Identify the lines that contain the string "Count", then copy each of them.
▶
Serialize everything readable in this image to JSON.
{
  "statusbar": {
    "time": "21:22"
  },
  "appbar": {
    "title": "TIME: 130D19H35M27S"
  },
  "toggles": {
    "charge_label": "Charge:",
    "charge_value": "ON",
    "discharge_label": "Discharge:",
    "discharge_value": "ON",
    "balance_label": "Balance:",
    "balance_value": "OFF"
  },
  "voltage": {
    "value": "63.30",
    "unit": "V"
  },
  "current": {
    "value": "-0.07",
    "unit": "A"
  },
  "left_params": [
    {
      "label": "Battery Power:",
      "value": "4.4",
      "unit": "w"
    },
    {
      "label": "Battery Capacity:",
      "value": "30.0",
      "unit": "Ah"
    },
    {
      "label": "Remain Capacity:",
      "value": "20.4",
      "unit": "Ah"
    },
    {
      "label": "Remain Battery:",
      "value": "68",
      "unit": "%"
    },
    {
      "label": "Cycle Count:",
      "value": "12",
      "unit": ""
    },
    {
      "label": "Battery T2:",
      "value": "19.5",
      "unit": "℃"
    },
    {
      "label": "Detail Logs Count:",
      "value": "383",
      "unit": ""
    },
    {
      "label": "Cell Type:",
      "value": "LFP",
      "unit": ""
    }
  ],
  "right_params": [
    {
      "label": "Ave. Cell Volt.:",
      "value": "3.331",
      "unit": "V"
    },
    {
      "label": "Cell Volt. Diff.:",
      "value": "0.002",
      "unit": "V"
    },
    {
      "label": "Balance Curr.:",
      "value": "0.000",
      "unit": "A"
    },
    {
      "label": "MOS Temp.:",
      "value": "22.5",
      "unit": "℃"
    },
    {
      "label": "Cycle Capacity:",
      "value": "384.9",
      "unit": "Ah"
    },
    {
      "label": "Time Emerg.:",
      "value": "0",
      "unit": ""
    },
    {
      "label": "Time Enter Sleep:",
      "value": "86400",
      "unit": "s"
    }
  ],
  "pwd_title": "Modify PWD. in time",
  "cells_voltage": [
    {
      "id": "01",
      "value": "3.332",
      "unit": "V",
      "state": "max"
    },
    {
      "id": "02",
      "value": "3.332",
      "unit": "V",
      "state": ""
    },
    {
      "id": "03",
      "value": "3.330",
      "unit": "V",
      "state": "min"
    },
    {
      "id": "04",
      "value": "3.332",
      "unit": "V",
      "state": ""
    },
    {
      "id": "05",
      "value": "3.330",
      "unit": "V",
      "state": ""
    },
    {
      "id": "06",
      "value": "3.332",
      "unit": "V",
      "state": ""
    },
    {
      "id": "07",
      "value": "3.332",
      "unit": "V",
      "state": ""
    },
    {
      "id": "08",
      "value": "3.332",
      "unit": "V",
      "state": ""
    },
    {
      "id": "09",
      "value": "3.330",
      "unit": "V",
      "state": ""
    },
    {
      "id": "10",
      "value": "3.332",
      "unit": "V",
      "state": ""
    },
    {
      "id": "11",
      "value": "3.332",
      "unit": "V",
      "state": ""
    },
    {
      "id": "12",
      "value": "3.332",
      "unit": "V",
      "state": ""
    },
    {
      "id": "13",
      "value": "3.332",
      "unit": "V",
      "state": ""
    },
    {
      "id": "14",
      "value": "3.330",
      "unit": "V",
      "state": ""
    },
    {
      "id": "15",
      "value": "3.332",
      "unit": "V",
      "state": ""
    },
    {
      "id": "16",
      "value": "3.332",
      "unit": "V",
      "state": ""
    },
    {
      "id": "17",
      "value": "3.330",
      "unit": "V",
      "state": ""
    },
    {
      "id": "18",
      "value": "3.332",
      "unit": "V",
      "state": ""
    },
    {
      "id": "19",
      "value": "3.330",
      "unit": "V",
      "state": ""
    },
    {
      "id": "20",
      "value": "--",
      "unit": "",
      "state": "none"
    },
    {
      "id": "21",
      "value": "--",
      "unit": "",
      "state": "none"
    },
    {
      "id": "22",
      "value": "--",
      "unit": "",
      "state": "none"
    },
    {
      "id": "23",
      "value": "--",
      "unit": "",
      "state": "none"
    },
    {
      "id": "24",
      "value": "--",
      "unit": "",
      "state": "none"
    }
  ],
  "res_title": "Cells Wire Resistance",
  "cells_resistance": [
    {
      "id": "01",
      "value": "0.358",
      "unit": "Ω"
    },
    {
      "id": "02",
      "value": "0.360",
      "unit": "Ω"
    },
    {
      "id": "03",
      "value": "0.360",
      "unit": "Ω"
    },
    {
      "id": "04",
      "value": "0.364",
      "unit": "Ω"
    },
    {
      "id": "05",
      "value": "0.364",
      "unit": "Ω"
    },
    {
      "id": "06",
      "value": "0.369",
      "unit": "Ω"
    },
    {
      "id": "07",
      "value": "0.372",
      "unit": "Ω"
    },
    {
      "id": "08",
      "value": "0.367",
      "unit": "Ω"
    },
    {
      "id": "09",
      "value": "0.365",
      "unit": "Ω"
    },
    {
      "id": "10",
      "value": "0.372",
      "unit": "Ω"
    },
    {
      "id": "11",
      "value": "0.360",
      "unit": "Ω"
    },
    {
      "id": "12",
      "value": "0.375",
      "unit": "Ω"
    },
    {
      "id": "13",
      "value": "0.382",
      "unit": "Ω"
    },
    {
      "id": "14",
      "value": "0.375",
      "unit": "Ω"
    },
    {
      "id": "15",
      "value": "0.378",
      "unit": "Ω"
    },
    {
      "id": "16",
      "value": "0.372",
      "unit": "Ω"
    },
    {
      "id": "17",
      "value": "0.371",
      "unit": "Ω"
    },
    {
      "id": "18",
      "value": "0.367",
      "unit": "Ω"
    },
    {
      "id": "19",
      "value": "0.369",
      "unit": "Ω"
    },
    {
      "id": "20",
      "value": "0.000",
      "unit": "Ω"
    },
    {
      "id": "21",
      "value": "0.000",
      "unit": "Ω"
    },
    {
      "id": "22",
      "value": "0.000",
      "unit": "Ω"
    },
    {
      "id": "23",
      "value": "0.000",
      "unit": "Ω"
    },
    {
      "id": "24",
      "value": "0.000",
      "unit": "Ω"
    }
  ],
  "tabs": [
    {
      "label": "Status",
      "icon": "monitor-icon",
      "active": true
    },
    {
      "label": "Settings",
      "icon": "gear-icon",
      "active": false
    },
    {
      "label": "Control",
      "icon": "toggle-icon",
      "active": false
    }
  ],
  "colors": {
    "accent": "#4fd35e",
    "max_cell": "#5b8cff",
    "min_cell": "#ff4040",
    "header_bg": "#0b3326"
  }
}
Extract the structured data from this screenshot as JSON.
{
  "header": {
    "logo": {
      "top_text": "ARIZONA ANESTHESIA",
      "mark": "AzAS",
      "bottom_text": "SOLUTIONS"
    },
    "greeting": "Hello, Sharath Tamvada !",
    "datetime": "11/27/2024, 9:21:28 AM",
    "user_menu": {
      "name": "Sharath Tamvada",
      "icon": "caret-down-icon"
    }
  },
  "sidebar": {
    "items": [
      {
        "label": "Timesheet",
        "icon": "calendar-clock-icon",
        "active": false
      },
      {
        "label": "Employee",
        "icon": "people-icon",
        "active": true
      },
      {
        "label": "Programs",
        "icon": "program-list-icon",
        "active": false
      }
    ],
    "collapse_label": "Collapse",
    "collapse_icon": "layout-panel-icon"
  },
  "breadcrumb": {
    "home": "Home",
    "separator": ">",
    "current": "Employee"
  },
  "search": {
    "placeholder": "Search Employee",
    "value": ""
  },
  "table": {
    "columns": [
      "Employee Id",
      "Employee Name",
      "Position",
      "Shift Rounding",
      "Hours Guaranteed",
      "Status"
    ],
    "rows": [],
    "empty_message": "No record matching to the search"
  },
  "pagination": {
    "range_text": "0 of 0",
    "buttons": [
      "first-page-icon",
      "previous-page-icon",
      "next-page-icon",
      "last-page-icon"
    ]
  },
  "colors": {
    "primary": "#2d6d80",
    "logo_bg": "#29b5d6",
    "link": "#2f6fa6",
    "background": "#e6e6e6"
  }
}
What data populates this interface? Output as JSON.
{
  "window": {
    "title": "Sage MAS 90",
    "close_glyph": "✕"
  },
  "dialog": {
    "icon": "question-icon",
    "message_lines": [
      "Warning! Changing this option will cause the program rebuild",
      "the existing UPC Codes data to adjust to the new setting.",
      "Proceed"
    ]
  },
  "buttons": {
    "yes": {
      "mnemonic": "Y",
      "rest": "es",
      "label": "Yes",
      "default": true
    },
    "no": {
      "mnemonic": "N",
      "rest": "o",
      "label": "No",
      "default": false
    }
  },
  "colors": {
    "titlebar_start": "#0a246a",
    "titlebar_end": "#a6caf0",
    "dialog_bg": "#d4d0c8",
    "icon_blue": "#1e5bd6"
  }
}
◀
* **RESULT**
      "label": "Cycle Count:",
      "label": "Detail Logs Count:",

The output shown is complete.